>> START

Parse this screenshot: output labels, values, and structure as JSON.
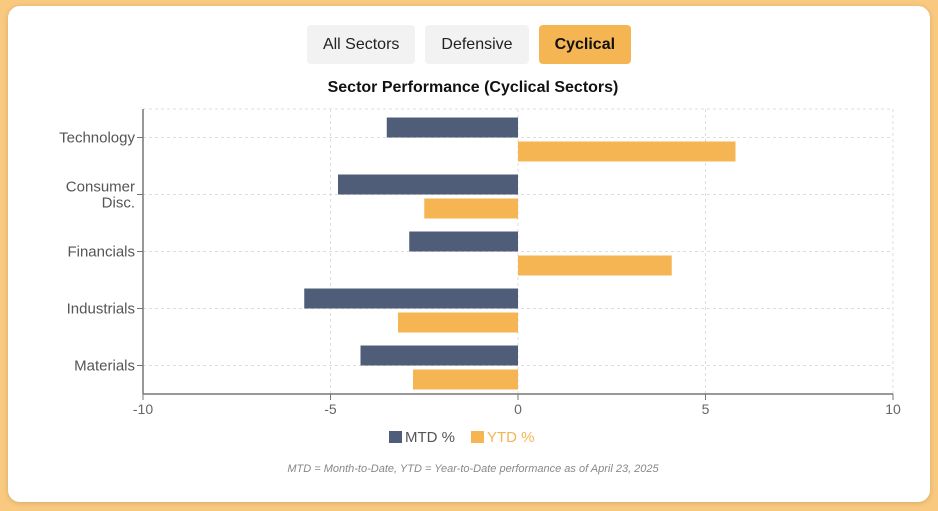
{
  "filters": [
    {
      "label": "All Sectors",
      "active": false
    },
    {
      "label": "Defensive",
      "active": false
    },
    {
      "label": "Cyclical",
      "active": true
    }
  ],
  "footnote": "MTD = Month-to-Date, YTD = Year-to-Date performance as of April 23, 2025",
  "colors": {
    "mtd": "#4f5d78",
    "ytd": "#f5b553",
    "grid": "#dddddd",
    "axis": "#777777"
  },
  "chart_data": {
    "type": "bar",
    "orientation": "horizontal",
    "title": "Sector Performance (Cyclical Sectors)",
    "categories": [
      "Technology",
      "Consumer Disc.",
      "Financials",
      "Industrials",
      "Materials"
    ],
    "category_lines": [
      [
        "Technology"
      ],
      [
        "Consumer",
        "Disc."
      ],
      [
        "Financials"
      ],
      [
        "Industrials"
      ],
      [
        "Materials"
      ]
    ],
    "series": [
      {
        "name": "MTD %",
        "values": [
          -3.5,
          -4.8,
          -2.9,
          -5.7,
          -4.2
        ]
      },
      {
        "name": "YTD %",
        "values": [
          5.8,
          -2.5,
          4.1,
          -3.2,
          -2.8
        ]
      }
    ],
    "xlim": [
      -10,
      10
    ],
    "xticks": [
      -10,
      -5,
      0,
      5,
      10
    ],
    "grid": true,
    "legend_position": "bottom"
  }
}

>> END
>> START

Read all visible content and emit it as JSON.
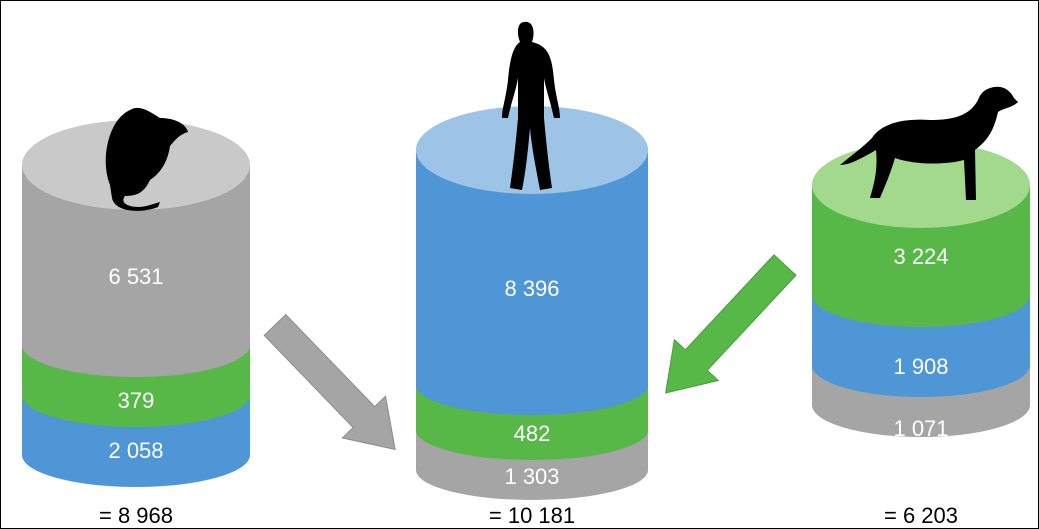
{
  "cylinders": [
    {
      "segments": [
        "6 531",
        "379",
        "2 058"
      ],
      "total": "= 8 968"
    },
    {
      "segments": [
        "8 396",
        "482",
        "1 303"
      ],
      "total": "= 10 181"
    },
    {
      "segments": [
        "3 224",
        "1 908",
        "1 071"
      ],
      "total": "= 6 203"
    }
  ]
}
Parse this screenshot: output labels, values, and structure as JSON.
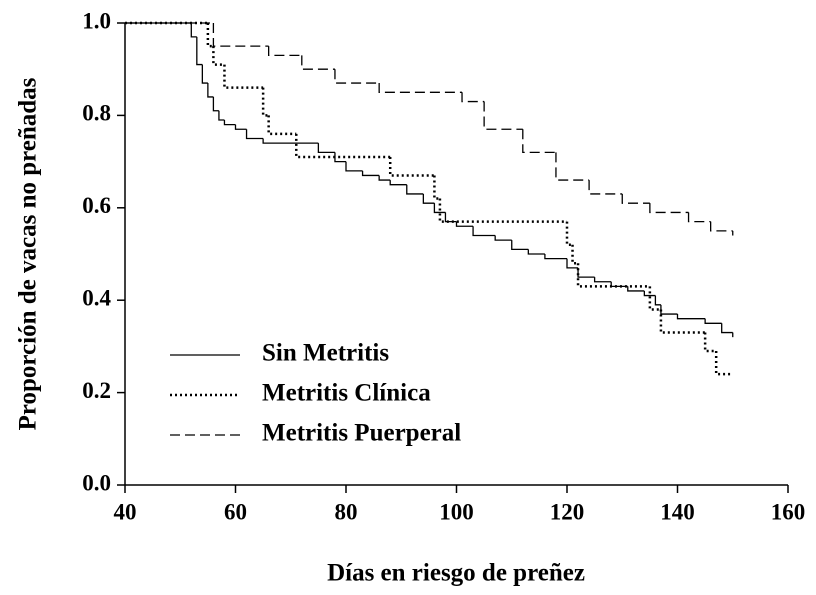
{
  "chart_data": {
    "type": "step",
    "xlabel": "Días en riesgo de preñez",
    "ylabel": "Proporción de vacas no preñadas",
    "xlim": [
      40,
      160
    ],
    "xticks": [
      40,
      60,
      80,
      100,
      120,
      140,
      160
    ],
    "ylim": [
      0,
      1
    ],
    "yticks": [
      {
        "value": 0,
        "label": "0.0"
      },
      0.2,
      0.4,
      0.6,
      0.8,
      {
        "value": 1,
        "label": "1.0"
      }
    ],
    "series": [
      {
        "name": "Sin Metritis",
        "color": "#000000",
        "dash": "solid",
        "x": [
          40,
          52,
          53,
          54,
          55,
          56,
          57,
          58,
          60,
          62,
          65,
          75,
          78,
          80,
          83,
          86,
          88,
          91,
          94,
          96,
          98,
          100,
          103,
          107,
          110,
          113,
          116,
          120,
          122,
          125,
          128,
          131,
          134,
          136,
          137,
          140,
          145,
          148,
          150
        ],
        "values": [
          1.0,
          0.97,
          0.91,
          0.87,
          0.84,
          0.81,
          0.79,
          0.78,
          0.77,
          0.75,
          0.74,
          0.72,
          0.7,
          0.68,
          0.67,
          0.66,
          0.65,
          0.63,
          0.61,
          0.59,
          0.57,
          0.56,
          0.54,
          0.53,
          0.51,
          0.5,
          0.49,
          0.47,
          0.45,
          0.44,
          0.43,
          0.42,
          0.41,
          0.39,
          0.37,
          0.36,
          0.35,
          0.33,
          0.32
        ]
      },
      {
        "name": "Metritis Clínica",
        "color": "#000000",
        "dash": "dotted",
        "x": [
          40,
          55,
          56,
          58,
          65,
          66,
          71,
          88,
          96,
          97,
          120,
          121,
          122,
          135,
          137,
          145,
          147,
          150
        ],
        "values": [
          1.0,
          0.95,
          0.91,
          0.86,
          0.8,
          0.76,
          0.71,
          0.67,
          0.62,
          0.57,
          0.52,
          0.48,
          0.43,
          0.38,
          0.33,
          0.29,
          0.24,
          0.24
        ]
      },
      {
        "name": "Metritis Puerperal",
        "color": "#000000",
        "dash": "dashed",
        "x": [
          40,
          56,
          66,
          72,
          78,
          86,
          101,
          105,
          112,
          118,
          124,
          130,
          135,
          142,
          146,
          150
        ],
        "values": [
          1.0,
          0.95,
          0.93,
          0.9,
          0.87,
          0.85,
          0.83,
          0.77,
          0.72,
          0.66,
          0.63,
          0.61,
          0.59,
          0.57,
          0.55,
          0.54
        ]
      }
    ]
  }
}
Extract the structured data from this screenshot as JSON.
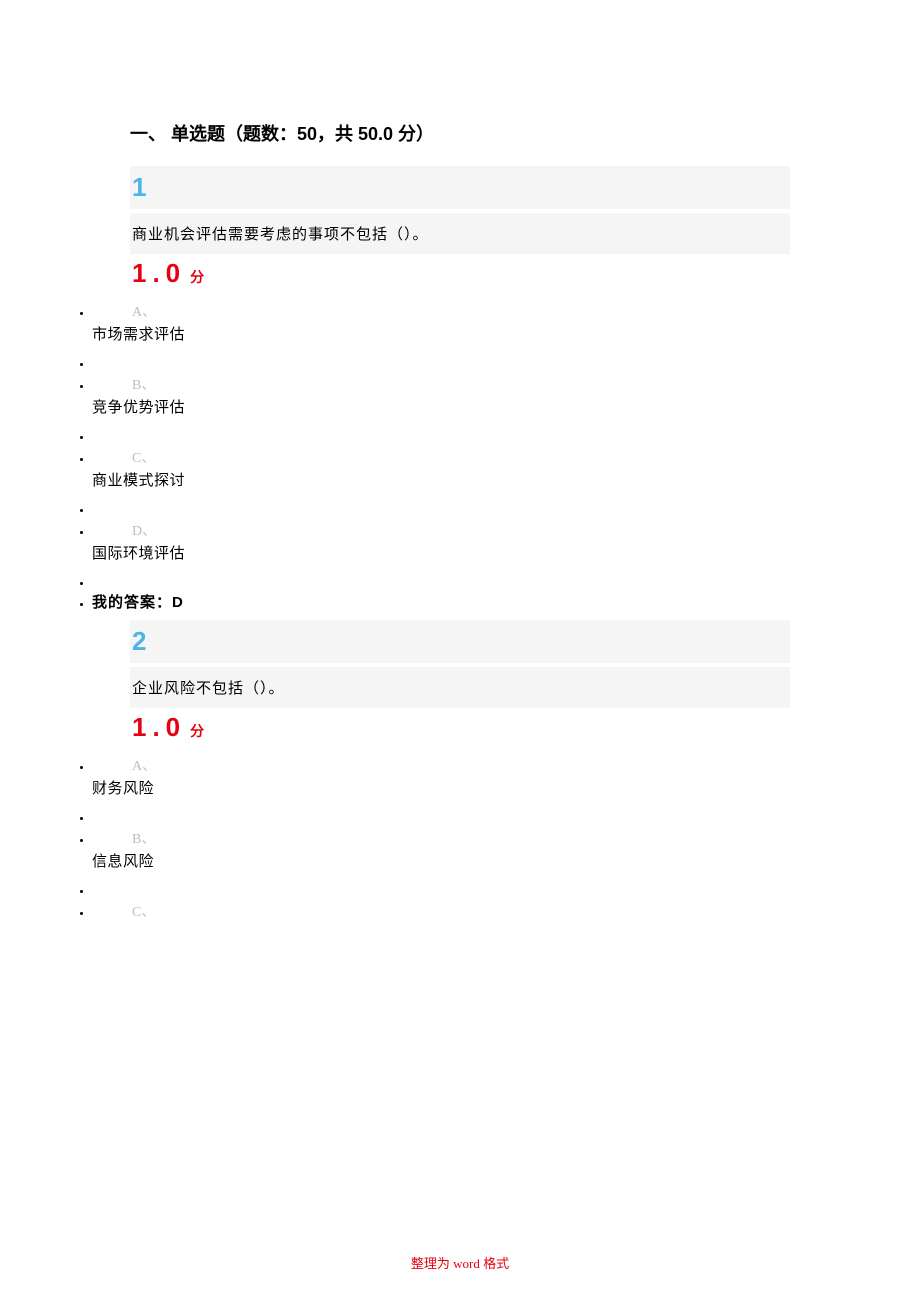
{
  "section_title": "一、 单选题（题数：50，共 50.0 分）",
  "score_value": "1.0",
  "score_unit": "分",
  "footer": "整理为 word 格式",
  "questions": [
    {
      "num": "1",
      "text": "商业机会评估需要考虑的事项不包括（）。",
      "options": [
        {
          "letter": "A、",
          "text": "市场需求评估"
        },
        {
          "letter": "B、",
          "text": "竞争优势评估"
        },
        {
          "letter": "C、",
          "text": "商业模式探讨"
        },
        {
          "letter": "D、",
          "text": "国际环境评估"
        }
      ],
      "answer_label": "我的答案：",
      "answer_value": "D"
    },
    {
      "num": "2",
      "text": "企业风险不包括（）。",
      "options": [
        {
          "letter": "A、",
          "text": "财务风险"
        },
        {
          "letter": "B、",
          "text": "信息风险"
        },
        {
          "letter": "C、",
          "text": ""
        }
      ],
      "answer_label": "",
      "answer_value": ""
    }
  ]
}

>> END
>> START

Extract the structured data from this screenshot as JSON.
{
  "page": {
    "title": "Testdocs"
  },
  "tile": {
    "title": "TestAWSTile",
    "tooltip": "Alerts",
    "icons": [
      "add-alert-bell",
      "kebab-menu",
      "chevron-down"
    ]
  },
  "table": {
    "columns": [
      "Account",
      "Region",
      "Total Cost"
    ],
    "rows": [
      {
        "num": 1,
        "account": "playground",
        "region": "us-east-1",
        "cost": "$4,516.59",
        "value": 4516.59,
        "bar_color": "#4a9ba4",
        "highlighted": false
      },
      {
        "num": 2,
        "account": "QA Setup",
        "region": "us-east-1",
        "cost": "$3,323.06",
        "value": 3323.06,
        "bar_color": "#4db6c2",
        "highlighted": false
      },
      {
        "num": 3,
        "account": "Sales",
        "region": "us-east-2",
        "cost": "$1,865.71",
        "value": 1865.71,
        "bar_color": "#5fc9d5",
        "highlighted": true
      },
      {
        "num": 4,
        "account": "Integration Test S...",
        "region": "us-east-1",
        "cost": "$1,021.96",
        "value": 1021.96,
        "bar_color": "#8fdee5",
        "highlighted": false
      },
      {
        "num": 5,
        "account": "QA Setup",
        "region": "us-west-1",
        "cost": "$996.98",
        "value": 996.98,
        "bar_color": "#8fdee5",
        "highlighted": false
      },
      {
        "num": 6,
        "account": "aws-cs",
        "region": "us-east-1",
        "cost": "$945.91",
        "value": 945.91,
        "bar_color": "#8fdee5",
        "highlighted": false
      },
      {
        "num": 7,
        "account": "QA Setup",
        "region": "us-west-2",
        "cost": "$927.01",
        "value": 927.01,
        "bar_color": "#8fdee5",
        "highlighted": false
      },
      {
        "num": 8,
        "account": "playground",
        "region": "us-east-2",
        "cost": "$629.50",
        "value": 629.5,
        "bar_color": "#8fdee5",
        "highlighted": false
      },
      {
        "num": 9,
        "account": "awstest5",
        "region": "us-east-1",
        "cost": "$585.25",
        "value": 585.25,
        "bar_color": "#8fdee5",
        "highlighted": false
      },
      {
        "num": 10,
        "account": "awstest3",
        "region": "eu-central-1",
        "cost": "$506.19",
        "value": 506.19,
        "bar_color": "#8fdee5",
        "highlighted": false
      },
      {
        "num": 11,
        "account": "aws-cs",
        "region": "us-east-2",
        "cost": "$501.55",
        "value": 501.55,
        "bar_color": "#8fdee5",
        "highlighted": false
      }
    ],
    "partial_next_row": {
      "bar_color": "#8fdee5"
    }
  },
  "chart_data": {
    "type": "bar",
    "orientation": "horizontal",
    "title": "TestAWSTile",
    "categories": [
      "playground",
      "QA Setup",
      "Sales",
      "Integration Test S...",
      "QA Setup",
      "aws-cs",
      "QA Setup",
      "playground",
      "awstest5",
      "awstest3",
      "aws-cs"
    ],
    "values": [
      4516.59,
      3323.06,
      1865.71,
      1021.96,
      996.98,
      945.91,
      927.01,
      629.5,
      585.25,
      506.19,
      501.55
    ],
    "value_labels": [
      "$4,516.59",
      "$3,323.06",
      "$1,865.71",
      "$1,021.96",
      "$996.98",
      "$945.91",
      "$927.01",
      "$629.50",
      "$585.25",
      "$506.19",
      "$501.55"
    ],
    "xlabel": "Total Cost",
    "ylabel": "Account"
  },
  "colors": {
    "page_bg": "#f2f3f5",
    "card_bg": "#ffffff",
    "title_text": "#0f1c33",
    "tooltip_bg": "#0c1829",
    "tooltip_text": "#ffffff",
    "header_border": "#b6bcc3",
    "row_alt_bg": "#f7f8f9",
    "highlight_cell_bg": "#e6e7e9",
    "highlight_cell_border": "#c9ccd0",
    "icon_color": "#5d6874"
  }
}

>> END

» WHAT IS REQUIRED: Go through the listing above and locate each line that holds the word "ylabel". Copy those lines.

» RESULT:
    "ylabel": "Proporción de vacas no preñadas",
    "ylabel": "Account"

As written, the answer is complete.